GIVEN REQUEST -
Return the whole listing, line for line, without the pictures in it.
>> Begin EXERCISE INPUTS
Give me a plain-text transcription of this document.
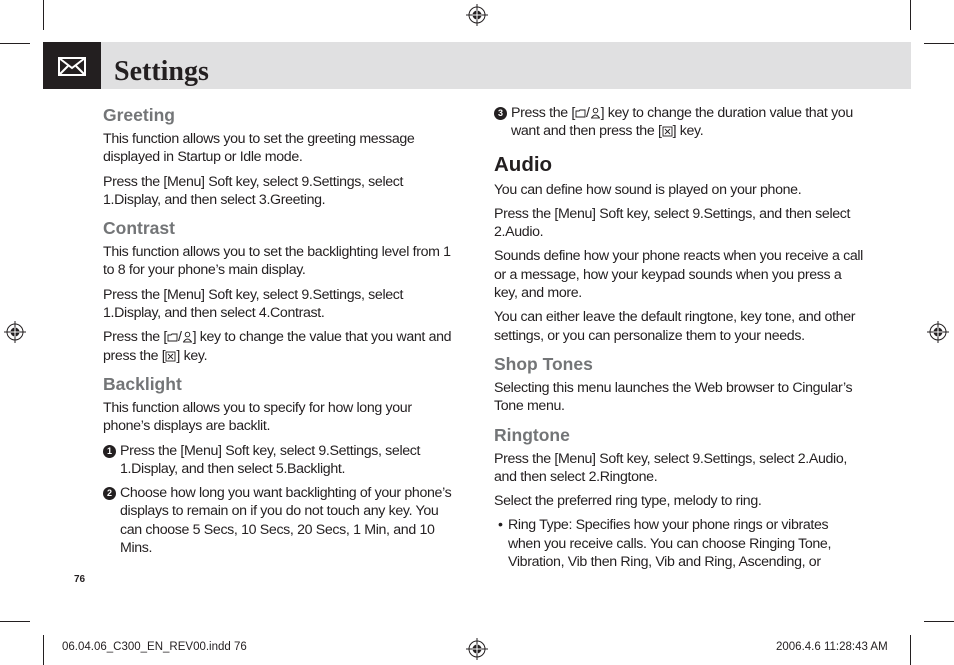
Settings
Greeting

This function allows you to set the greeting message displayed in Startup or Idle mode.

Press the [Menu] Soft key, select 9.Settings, select 1.Display, and then select 3.Greeting.

Contrast

This function allows you to set the backlighting level from 1 to 8 for your phone’s main display.

Press the [Menu] Soft key, select 9.Settings, select 1.Display, and then select 4.Contrast.

Press the [ / ] key to change the value that you want and press the [ ] key.

Backlight

This function allows you to specify for how long your phone’s displays are backlit.

1 Press the [Menu] Soft key, select 9.Settings, select 1.Display, and then select 5.Backlight.
2 Choose how long you want backlighting of your phone’s displays to remain on if you do not touch any key. You can choose 5 Secs, 10 Secs, 20 Secs, 1 Min, and 10 Mins.
3 Press the [ / ] key to change the duration value that you want and then press the [ ] key.
Audio

You can define how sound is played on your phone.

Press the [Menu] Soft key, select 9.Settings, and then select 2.Audio.

Sounds define how your phone reacts when you receive a call or a message, how your keypad sounds when you press a key, and more.

You can either leave the default ringtone, key tone, and other settings, or you can personalize them to your needs.

Shop Tones

Selecting this menu launches the Web browser to Cingular’s Tone menu.

Ringtone

Press the [Menu] Soft key, select 9.Settings, select 2.Audio, and then select 2.Ringtone.

Select the preferred ring type, melody to ring.

• Ring Type: Specifies how your phone rings or vibrates when you receive calls. You can choose Ringing Tone, Vibration, Vib then Ring, Vib and Ring, Ascending, or
76
06.04.06_C300_EN_REV00.indd 76	2006.4.6 11:28:43 AM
>> End EXERCISE INPUTS
COMPLETE ANSWER -
Give me a plain-text transcription of this document.
Settings
Greeting

This function allows you to set the greeting message displayed in Startup or Idle mode.

Press the [Menu] Soft key, select 9.Settings, select 1.Display, and then select 3.Greeting.

Contrast

This function allows you to set the backlighting level from 1 to 8 for your phone’s main display.

Press the [Menu] Soft key, select 9.Settings, select 1.Display, and then select 4.Contrast.

Press the [ / ] key to change the value that you want and press the [ ] key.

Backlight

This function allows you to specify for how long your phone’s displays are backlit.

1 Press the [Menu] Soft key, select 9.Settings, select 1.Display, and then select 5.Backlight.
2 Choose how long you want backlighting of your phone’s displays to remain on if you do not touch any key. You can choose 5 Secs, 10 Secs, 20 Secs, 1 Min, and 10 Mins.
3 Press the [ / ] key to change the duration value that you want and then press the [ ] key.
Audio

You can define how sound is played on your phone.

Press the [Menu] Soft key, select 9.Settings, and then select 2.Audio.

Sounds define how your phone reacts when you receive a call or a message, how your keypad sounds when you press a key, and more.

You can either leave the default ringtone, key tone, and other settings, or you can personalize them to your needs.

Shop Tones

Selecting this menu launches the Web browser to Cingular’s Tone menu.

Ringtone

Press the [Menu] Soft key, select 9.Settings, select 2.Audio, and then select 2.Ringtone.

Select the preferred ring type, melody to ring.

• Ring Type: Specifies how your phone rings or vibrates when you receive calls. You can choose Ringing Tone, Vibration, Vib then Ring, Vib and Ring, Ascending, or
76
06.04.06_C300_EN_REV00.indd 76	2006.4.6 11:28:43 AM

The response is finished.